* Required work:
Take the line containing "Parse this screenshot: output" and every line after it to the end of the records, and copy them exactly, leaving out pictures.

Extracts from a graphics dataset
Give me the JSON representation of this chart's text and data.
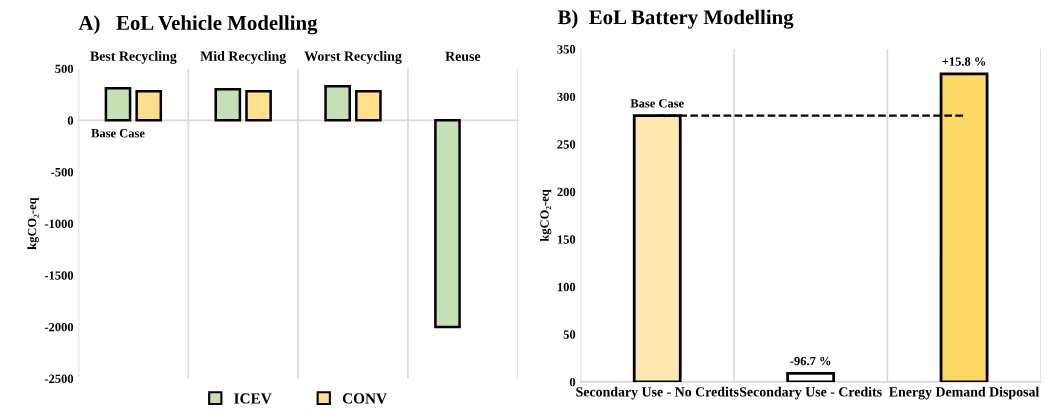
{
  "chart_data": [
    {
      "type": "bar",
      "title": "A)   EoL Vehicle Modelling",
      "ylabel": "kgCO₂-eq",
      "categories": [
        "Best Recycling",
        "Mid Recycling",
        "Worst Recycling",
        "Reuse"
      ],
      "series": [
        {
          "name": "ICEV",
          "color": "#c5e0b4",
          "values": [
            310,
            300,
            330,
            -2000
          ]
        },
        {
          "name": "CONV",
          "color": "#ffe08a",
          "values": [
            280,
            280,
            280,
            null
          ]
        }
      ],
      "ylim": [
        -2500,
        500
      ],
      "yticks": [
        -2500,
        -2000,
        -1500,
        -1000,
        -500,
        0,
        500
      ],
      "annotations": [
        {
          "text": "Base Case",
          "x": "Best Recycling",
          "y": 0
        }
      ],
      "legend": "bottom"
    },
    {
      "type": "bar",
      "title": "B)  EoL Battery Modelling",
      "ylabel": "kgCO₂-eq",
      "categories": [
        "Secondary Use - No Credits",
        "Secondary Use - Credits",
        "Energy Demand Disposal"
      ],
      "values": [
        280,
        9,
        324
      ],
      "colors": [
        "#fde9b0",
        "#ffffff",
        "#ffd966"
      ],
      "annotations": [
        {
          "text": "Base Case",
          "x": "Secondary Use - No Credits",
          "y": 280
        },
        {
          "text": "-96.7 %",
          "x": "Secondary Use - Credits",
          "y": 9
        },
        {
          "text": "+15.8 %",
          "x": "Energy Demand Disposal",
          "y": 324
        }
      ],
      "ylim": [
        0,
        350
      ],
      "yticks": [
        0,
        50,
        100,
        150,
        200,
        250,
        300,
        350
      ],
      "ref_lines": [
        {
          "axis": "y",
          "value": 280,
          "line_style": "dashed",
          "color": "#000000"
        }
      ]
    }
  ]
}
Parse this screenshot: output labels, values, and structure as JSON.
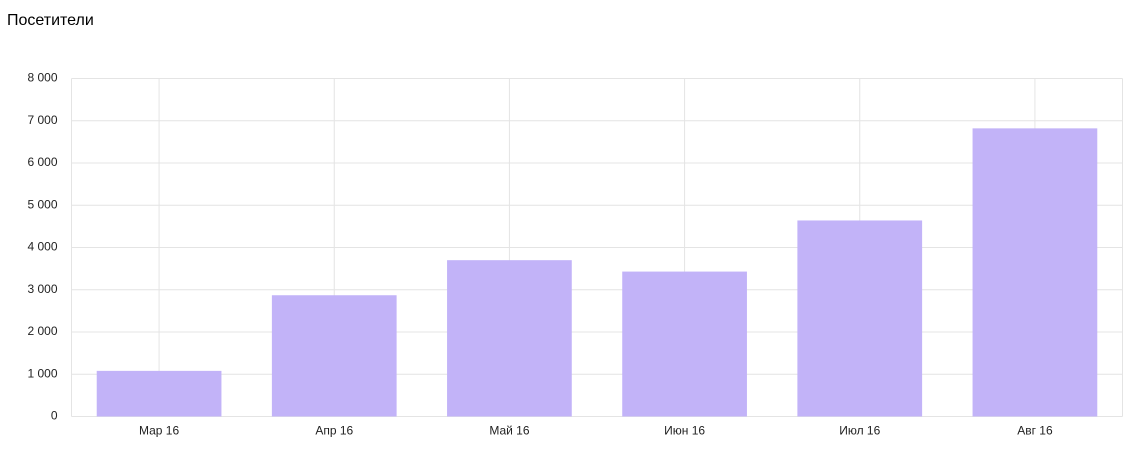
{
  "chart_data": {
    "type": "bar",
    "title": "Посетители",
    "categories": [
      "Мар 16",
      "Апр 16",
      "Май 16",
      "Июн 16",
      "Июл 16",
      "Авг 16"
    ],
    "values": [
      1080,
      2870,
      3700,
      3430,
      4640,
      6820
    ],
    "color": "#c2b3f8",
    "ylim": [
      0,
      8000
    ],
    "yticks": [
      0,
      {
        "value": 1000,
        "label": "1 000"
      },
      {
        "value": 2000,
        "label": "2 000"
      },
      {
        "value": 3000,
        "label": "3 000"
      },
      {
        "value": 4000,
        "label": "4 000"
      },
      {
        "value": 5000,
        "label": "5 000"
      },
      {
        "value": 6000,
        "label": "6 000"
      },
      {
        "value": 7000,
        "label": "7 000"
      },
      {
        "value": 8000,
        "label": "8 000"
      }
    ],
    "grid": true
  }
}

* Task response:
Parse this screenshot: output labels, values, and structure as JSON.
{
  "chart_data": {
    "type": "bar",
    "title": "Посетители",
    "categories": [
      "Мар 16",
      "Апр 16",
      "Май 16",
      "Июн 16",
      "Июл 16",
      "Авг 16"
    ],
    "values": [
      1080,
      2870,
      3700,
      3430,
      4640,
      6820
    ],
    "color": "#c2b3f8",
    "ylim": [
      0,
      8000
    ],
    "yticks": [
      0,
      {
        "value": 1000,
        "label": "1 000"
      },
      {
        "value": 2000,
        "label": "2 000"
      },
      {
        "value": 3000,
        "label": "3 000"
      },
      {
        "value": 4000,
        "label": "4 000"
      },
      {
        "value": 5000,
        "label": "5 000"
      },
      {
        "value": 6000,
        "label": "6 000"
      },
      {
        "value": 7000,
        "label": "7 000"
      },
      {
        "value": 8000,
        "label": "8 000"
      }
    ],
    "grid": true
  }
}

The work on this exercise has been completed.